- _Your goal_: Please transcribe the data that follows without the pictures, keeping every word the same.

#### Task data

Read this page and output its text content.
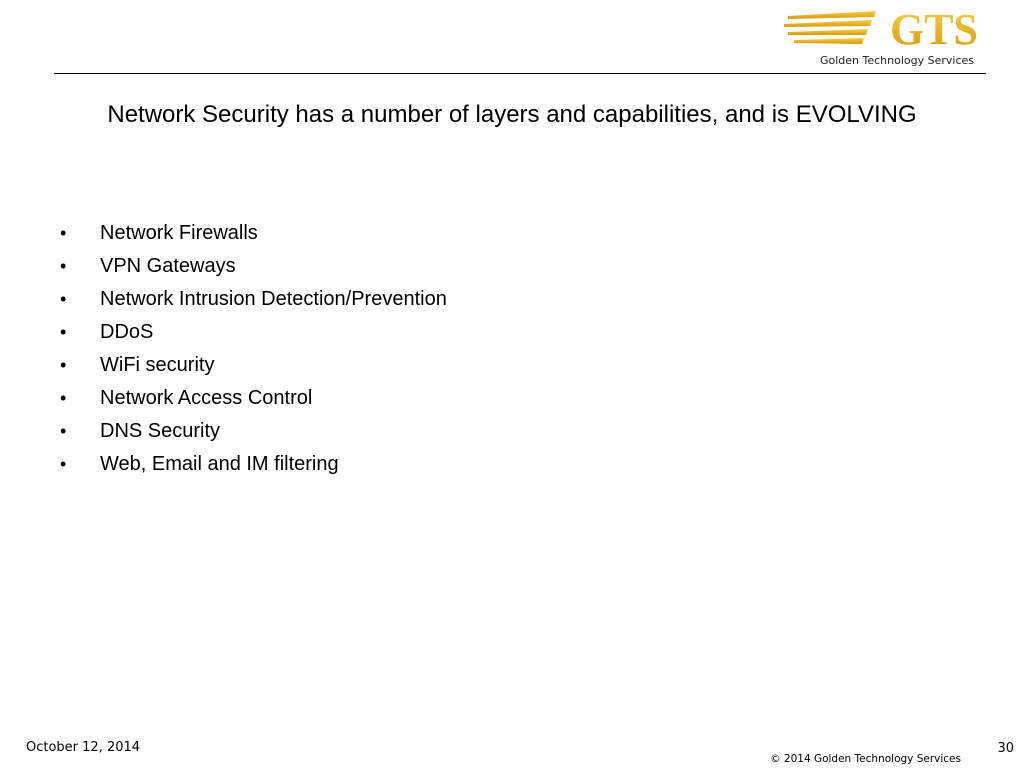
GTS
Golden Technology Services
Network Security has a number of layers and capabilities, and is EVOLVING
• Network Firewalls
• VPN Gateways
• Network Intrusion Detection/Prevention
• DDoS
• WiFi security
• Network Access Control
• DNS Security
• Web, Email and IM filtering
October 12, 2014
© 2014 Golden Technology Services
30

########

- _Result of the task_:
Read this page and output its text content.
GTS
Golden Technology Services
Network Security has a number of layers and capabilities, and is EVOLVING
• Network Firewalls
• VPN Gateways
• Network Intrusion Detection/Prevention
• DDoS
• WiFi security
• Network Access Control
• DNS Security
• Web, Email and IM filtering
October 12, 2014
© 2014 Golden Technology Services
30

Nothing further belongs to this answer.